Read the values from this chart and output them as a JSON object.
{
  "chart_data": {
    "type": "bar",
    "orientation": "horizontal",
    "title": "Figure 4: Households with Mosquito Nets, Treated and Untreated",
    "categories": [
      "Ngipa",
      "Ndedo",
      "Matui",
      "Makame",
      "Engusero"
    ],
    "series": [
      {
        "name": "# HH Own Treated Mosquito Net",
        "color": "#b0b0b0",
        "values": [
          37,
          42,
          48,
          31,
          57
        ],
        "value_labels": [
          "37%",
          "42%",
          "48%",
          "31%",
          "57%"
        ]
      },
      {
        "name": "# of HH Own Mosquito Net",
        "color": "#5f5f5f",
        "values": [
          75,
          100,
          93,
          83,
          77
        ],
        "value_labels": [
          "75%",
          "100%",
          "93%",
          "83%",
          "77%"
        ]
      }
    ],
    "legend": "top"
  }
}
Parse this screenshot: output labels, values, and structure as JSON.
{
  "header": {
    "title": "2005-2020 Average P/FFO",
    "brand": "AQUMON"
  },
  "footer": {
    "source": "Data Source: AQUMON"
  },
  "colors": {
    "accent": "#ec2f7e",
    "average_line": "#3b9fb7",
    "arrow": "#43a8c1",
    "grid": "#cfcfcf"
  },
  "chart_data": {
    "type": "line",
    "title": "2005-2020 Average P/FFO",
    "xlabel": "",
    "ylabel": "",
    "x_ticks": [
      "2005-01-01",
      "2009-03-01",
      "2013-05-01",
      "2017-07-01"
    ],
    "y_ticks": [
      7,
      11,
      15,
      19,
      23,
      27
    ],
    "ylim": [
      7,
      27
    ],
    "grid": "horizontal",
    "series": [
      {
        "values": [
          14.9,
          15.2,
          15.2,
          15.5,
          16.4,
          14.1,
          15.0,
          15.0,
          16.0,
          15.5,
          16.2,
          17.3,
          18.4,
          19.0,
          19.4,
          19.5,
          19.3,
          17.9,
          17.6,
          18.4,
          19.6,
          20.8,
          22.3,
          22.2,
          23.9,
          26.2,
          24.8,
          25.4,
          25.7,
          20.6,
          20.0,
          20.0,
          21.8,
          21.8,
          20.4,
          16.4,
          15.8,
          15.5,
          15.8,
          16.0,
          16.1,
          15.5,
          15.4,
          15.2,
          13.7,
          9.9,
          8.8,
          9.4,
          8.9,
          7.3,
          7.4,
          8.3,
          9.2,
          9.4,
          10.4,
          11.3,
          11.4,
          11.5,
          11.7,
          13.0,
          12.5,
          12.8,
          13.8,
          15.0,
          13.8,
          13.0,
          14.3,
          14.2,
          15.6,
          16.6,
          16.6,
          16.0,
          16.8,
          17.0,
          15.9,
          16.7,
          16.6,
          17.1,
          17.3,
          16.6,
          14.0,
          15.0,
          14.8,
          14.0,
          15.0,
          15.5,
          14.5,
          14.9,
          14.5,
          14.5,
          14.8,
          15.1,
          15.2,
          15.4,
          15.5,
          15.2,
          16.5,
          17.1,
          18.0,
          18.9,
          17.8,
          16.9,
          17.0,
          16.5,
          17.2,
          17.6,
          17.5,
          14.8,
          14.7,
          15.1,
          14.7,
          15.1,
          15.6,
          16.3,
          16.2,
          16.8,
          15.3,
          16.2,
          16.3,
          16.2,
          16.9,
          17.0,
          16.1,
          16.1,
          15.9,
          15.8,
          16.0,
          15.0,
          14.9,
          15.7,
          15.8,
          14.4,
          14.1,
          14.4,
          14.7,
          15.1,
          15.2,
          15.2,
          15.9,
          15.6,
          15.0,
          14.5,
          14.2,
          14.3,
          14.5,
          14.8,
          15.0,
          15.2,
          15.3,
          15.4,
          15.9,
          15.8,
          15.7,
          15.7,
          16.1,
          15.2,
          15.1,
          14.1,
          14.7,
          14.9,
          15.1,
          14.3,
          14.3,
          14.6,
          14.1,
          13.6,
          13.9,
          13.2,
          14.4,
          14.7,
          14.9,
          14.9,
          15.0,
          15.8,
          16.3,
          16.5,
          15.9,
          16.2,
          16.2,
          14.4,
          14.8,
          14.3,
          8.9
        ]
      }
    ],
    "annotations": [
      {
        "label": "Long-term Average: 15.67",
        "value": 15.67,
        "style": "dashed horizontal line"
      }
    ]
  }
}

Direction:
Your answer should be a single number: the count of lines in the listing that contain the word "output".

Task solution:
2